Genomics: Technologically, the DNA array technology (i.e. genomics) is operational. With respect to the gene expression profiling experiments, two tomato cDNA libraries have been constructed and part of these libraries have been spotted in array formats. These microarrays consist of ESTs (i.e. expressed sequence tags = fragments of genes that are expressed under specific conditions) derived from red and green tomato fruit as well as cDNAs corresponding to genes with known function. Hybridisation experiments have taken place in order to determine levels of gene expression in subsequent ripening stages of tomato (i.e. natural variation).
Proteomics: The evaluation of sample preparation and extraction procedures for the proteome analysis of plant material (i.e. protein expression profiling or proteomics) has been completed and optimised to find a practical approach for sample delivery and compatibility with other analyses done within the project. Protein (2D-PAGE) patterns of various potato, tomato and Arabidopsis GM lines have been analysed and the identification of landmark proteins by ESI-MS in GM and non-GM material is under way. A strategy for glycome analysis (i.e. post-translation modifications in protein-linked carbohydrates) of minor amounts of glycoprotein post-PAGE and in whole plant tissue has been developed and its application to the selected GM and non-GM materials is in progress. For the development of tools to profile (possible) alterations in endogenous allergens, human sera containing specific IgE antibodies directed to rape seed has been collected and analysed for specific subclasses between allergic patients. A strategy to prepare western blots based on minimal amounts of human sera has been evaluated and demonstrated for plant material. The collection of pollen from (wild type) Arabidopsis and subsequent selection of Arabidopsis-specific human IgE is under way.
Metabolomics: The utilisation of special growth chambers for potato, tomato, Arabidopsis and tobacco pot plants has been evaluated for the metabolite profiling (metabolomics) experiments in vivo (during growth). Specific adaptations have been made. At present biomass is fixed for 13C-NMR analysis and other measurements. For the metabolomics experiments post harvest sample preparation and extraction procedures for proton-NMR, HPLC and GC-MS have been established. The fractionation procedure for tomato and potato has been tested and modified to reduce running time. The automated acquisition and processing of NMR spectra has been evaluated, whereas NMR, HPLC and GC-MS reproducibility check is in progress including the chemometrics treatment of the large potato and tomato batches.

----

**WORK REQUEST A:** According to the profiling report, from what were the ESTs in the tomato microarrays derived?
**WORK REQUEST B:** List every kind of pot plant for which the profiling report says special growth chambers were evaluated.
**WORK REQUEST C:** Retype the part of the profiling report that opens with the words containing "Genomics: Technologically, the" and closes with "(i.e. natural variation).".

Document layout detection data:
----

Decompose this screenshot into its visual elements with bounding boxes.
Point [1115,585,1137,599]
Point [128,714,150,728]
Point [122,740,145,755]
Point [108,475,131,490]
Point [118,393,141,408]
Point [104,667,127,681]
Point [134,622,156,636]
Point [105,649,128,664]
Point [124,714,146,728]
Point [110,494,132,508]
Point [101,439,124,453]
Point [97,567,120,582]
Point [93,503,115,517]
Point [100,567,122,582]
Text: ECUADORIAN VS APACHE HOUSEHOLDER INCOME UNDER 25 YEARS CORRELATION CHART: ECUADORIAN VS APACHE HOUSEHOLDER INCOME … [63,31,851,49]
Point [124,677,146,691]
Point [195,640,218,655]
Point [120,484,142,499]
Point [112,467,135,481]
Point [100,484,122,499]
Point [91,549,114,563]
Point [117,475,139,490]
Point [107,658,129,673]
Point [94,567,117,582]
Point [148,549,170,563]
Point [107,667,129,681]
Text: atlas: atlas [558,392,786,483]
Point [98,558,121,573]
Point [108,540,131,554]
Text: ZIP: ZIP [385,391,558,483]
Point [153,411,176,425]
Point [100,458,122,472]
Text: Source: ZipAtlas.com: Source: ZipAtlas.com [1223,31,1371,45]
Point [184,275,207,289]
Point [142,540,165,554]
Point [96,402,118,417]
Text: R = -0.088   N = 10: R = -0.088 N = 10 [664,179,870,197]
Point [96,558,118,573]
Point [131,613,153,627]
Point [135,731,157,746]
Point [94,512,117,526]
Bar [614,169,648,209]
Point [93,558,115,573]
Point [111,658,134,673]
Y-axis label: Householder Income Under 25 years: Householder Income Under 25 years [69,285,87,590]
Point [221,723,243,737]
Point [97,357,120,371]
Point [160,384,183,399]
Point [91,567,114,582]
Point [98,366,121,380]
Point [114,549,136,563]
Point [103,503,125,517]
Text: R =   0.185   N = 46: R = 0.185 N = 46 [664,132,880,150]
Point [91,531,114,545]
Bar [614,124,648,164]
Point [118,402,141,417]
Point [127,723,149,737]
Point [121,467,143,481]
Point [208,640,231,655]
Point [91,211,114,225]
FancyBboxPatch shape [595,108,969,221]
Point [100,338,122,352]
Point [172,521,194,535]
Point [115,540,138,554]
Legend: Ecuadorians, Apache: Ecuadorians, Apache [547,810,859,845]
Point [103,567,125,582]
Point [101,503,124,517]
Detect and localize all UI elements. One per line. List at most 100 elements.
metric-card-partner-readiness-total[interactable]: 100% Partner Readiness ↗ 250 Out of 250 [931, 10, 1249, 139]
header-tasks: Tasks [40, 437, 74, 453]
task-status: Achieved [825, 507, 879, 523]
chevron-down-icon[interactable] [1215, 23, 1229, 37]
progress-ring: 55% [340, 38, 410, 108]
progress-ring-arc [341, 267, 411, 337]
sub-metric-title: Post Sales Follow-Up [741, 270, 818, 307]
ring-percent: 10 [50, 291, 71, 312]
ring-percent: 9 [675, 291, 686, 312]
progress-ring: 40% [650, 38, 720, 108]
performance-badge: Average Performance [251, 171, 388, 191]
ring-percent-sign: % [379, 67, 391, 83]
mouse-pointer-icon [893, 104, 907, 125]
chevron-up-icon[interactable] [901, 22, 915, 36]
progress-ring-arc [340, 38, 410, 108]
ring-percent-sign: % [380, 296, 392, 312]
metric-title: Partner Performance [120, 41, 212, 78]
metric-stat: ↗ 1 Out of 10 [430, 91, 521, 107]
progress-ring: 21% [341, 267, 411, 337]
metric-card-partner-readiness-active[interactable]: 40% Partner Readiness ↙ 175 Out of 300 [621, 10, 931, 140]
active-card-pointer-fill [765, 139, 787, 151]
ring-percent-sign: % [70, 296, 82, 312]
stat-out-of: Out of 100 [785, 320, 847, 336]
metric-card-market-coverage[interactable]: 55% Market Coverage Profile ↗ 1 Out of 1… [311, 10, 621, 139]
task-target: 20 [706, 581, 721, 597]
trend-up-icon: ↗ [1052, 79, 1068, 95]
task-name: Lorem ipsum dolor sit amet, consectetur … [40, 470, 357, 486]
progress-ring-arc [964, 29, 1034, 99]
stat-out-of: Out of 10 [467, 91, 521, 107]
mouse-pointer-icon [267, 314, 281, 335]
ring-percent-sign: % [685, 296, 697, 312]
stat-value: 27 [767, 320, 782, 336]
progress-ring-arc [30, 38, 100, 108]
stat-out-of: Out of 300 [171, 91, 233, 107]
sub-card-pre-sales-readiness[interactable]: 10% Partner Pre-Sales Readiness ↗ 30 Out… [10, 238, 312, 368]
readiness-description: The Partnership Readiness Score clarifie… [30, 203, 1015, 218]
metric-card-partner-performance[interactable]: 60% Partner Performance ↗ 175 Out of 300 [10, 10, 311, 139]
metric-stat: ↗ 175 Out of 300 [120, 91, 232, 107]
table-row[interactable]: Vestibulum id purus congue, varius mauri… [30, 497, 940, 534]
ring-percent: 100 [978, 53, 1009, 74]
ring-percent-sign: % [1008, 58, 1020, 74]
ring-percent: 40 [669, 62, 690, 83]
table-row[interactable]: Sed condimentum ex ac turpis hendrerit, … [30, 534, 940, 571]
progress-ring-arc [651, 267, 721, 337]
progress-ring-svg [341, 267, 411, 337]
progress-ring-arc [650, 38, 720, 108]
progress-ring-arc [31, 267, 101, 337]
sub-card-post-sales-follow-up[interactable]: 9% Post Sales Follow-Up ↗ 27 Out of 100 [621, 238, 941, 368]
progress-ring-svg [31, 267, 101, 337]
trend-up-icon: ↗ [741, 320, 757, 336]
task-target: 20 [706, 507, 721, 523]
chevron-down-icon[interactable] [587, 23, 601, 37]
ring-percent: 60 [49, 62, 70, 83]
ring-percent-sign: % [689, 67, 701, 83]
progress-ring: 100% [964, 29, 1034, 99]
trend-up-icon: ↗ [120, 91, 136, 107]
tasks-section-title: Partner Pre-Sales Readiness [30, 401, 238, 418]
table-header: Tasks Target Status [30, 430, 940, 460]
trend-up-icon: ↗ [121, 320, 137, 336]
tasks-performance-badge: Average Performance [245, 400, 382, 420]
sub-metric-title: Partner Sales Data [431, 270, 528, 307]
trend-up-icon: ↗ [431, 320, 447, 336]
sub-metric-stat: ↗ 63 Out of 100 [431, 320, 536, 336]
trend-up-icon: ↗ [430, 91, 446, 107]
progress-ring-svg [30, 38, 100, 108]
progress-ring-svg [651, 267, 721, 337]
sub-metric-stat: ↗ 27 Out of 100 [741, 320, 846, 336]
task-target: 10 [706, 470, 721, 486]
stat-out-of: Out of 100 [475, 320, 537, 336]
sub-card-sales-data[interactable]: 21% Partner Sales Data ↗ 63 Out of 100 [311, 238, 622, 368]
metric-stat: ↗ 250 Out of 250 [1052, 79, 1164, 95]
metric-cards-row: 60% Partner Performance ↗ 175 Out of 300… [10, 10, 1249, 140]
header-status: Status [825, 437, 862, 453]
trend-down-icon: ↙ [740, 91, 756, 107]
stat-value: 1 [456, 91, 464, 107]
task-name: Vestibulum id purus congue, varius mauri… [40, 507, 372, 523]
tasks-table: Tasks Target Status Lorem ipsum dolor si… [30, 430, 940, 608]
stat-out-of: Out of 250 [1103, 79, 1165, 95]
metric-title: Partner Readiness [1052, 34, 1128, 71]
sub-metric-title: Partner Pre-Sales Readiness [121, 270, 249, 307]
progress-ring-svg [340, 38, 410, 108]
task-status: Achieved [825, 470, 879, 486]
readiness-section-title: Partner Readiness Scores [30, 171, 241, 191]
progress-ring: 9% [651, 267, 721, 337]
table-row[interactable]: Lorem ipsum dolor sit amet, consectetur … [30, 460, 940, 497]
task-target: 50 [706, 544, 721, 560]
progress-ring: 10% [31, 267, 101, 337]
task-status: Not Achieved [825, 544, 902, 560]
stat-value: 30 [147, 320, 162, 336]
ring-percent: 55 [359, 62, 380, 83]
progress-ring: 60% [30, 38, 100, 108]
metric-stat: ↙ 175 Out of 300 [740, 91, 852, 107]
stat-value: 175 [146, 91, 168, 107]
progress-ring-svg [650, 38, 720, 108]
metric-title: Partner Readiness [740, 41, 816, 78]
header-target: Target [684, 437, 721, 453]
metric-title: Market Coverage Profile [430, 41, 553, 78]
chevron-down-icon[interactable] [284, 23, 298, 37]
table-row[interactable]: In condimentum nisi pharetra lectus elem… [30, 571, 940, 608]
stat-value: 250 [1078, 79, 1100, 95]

----

**EXERCISE RESULT A:** Red and green tomato fruit.

**EXERCISE RESULT B:** Potato, tomato, Arabidopsis and tobacco.

**EXERCISE RESULT C:**
Genomics: Technologically, the DNA array technology (i.e. genomics) is operational. With respect to the gene expression profiling experiments, two tomato cDNA libraries have been constructed and part of these libraries have been spotted in array formats. These microarrays consist of ESTs (i.e. expressed sequence tags = fragments of genes that are expressed under specific conditions) derived from red and green tomato fruit as well as cDNAs corresponding to genes with known function. Hybridisation experiments have taken place in order to determine levels of gene expression in subsequent ripening stages of tomato (i.e. natural variation).